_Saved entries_
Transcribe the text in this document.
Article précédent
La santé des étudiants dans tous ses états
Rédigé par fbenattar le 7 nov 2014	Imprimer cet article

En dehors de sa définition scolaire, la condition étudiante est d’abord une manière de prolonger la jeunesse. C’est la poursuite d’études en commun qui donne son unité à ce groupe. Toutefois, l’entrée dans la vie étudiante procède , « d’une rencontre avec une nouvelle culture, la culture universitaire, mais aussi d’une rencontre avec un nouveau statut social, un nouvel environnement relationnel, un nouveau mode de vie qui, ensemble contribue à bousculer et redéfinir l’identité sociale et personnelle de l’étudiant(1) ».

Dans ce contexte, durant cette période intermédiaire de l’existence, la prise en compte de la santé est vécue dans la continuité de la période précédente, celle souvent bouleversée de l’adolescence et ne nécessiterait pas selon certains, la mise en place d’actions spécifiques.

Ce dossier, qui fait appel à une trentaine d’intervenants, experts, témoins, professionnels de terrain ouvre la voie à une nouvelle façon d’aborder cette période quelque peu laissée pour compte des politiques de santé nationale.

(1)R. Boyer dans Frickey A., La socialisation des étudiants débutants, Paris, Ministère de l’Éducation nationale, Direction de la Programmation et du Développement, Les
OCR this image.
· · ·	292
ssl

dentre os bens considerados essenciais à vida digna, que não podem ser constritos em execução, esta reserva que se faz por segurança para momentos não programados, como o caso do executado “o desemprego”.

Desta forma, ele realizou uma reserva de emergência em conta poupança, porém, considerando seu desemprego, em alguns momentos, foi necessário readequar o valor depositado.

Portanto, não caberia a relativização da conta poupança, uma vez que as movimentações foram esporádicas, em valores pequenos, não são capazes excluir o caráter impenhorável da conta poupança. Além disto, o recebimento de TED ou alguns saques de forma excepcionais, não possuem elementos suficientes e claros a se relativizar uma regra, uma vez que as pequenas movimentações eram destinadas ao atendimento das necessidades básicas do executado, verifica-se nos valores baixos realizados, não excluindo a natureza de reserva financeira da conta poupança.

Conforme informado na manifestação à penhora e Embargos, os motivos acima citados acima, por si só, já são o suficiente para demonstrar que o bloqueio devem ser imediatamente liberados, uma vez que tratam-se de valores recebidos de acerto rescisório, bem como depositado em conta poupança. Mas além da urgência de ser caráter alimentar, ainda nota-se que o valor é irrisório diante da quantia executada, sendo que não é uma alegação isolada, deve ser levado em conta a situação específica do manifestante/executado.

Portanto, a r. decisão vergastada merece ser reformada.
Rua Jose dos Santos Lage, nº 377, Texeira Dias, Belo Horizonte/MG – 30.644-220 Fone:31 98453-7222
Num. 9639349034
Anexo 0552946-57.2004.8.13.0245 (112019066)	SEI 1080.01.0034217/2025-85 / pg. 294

_Problem requirements_
Lines containing the word "momentos" must all be returned from the material above.

_In response_
dentre os bens considerados essenciais à vida digna, que não podem ser constritos em execução, esta reserva que se faz por segurança para momentos não programados, como o caso do executado “o desemprego”.
Desta forma, ele realizou uma reserva de emergência em conta poupança, porém, considerando seu desemprego, em alguns momentos, foi necessário readequar o valor depositado.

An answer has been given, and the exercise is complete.